#### [Given passage]
****************************************
There’s a buzz in the air in Two Harbors, Minnesota. The Lake Superior port 20 miles northeast of Duluth has been infused with new energy and ambitious projects are underway.
“There’s been a change in attitude,” says Mayor Chris Swanson, 42. “In the last few years we’ve seen new, fresh ideas coming into the community. And long-time residents wanted to see something happen.”
Swanson credits the Blandin Foundation’s Community Leadership Program with helping Two Harbors get off to a running start.
“They’ve been a huge help,” he said.
In Thomas Owens Park, the community is building a $2.6 million performing arts center. The exterior will have a bandshell stage. Inside will be a performance center with seating for 200, a community room available for rent, restrooms and storage for musical equipment for the city band, which is the oldest in the state. The building will be fully ADA compliant.
“What is so cool is this facility will allow the whole community to partake in it and this has been a true community effort,” Swanson said.
Downtown, most of the vacant storefronts have been filled with businesses.
“We’re working on the last building now,” Swanson said.
A recent improvement project on Highway 61 has improved traffic flow through town. MNDOT also assisted the city with a comprehensive transportation and trails plan that will be incorporated into the city’s comprehensive plan.
****************************************
#### [Study questions]
A – Answer these questions using the passage about Two Harbors, Minnesota, one answer per line:
(i) How far is Two Harbors from Duluth?
(ii) How much is the performing arts center costing?
(iii) What did MNDOT help the city with?
B – From the passage about Two Harbors, Minnesota, list every feature the new performing arts center will have, outside and inside.
C – Write the next part of the passage about Two Harbors, Minnesota, picking up after its last sentence.
****************************************
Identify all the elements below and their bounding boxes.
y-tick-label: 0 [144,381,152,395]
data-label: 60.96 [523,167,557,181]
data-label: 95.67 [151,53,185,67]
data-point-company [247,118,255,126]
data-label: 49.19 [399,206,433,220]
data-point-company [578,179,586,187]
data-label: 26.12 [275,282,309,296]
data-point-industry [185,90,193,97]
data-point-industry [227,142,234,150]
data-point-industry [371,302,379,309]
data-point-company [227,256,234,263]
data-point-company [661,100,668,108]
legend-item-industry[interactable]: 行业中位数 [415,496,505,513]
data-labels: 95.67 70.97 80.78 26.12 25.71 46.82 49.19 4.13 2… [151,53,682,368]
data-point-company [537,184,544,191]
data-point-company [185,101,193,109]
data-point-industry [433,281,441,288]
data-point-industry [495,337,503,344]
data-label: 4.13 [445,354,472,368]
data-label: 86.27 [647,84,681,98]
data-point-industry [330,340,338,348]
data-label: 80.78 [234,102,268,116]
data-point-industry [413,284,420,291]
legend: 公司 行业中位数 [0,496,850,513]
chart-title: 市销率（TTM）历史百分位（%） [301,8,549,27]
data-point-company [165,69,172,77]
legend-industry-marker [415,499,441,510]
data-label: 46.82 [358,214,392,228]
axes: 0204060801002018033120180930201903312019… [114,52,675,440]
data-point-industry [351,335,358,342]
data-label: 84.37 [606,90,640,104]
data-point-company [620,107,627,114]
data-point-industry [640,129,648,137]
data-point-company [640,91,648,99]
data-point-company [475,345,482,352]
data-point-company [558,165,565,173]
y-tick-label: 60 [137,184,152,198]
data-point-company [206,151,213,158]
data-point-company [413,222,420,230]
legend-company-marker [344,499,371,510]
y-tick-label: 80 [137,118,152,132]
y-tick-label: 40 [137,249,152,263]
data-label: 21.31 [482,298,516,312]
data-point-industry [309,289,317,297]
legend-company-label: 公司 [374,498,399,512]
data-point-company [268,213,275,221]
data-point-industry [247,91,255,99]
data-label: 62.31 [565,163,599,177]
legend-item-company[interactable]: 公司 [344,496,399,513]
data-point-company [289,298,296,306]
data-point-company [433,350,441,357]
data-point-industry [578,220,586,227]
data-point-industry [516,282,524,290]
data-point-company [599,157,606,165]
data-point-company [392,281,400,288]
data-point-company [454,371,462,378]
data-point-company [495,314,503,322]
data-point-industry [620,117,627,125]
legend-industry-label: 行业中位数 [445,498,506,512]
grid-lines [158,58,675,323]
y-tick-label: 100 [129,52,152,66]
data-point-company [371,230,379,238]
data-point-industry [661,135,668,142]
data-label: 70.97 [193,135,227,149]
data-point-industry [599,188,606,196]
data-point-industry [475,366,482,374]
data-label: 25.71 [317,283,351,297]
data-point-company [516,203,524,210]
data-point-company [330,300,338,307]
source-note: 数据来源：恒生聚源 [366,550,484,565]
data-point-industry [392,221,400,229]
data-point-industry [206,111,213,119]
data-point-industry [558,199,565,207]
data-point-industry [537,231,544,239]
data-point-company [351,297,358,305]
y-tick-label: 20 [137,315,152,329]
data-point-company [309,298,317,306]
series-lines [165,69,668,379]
****************************************
#### [Numbered responses]
A –
(i) 20 miles northeast of Duluth.
(ii) $2.6 million.
(iii) A comprehensive transportation and trails plan that will be incorporated into the city's comprehensive plan.

B –
- A bandshell stage
- A performance center with seating for 200
- A community room available for rent
- Restrooms
- Storage for musical equipment for the city band

C –
Two Harbors is working to address what Swanson calls a “housing crisis” in partnership with Lake County and the Lake County HRA. The city is considering zoning updates as well. A growing market for short-term rentals has helped Two Harbors become better known as a travel destination. A side benefit is that owners are investing and improving the properties they intend to rent. The city is also working with the legislature for bonding to upgrade its sewer system and sewage processing facility.
A new waterfront plan is in the beginning stages. Included is a study to determine if the historic tugboat Edna G should be moved on land or kept in the water.
On Oct. 1, the city will begin a new .5 percent sales tax, which will be dedicated to infrastructure improvements. A new, four-percent county lodging tax will be used for visitor promotion. One percent will be used for festivals, which are a proven way to attract visitors to North Shore communities.
In the business sector, Castle Danger Brewery, one of the best-known breweries in the state, continues to grow. Ruth’s Vegetarian Gourmet is a family company that is flourishing in Two Harbors. They make frozen vegetarian food using simple, wholesome ingredients and handcrafted family recipes.
Entrepreneurs are creating new opportunities. Swanson has taken a year off from his tech company, PureDriven, to help a new company called Garage Starts, which provides assistance to entrepreneurs and business endeavors.
“We’re seeing a lot of young people moving into Two Harbors,” Swanson said. “They’re very entrepreneurial and not scared to make something happen.”
And old businesses are booming. Great Lakes freighters are loading record levels of taconite in the harbor. Louisiana-Pacific, which has a plant manufacturing the product Smart Siding, is in full production and considering an expansion. The hospital and clinic are in the midst of a $15 million expansion that will among many other things, return surgery to the community.